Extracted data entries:
(begin)

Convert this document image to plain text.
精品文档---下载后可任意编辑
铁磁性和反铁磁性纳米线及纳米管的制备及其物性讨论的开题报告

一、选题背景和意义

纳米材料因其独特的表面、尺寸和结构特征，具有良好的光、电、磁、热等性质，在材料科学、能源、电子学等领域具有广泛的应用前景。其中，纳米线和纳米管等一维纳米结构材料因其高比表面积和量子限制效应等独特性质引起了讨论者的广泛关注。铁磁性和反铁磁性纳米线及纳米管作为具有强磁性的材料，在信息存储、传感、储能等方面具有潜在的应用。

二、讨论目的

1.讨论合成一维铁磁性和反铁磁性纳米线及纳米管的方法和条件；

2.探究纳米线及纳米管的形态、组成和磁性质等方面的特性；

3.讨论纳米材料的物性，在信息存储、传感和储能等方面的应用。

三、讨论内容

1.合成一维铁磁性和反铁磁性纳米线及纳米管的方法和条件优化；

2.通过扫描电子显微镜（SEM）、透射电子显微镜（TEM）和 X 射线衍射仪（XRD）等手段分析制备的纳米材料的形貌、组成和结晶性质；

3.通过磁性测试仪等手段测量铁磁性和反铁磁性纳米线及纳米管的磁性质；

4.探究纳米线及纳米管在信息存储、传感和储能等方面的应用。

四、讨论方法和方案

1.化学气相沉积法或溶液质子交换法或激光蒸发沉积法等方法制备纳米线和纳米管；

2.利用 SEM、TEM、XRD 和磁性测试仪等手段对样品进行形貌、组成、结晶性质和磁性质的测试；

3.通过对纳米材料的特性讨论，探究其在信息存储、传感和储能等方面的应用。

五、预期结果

(end)

» **SET EXERCISE**
Track down every line holding the string "传感和储能等方面的应用" and copy it.

» **WRITTEN REPLY**
3.讨论纳米材料的物性，在信息存储、传感和储能等方面的应用。
4.探究纳米线及纳米管在信息存储、传感和储能等方面的应用。
3.通过对纳米材料的特性讨论，探究其在信息存储、传感和储能等方面的应用。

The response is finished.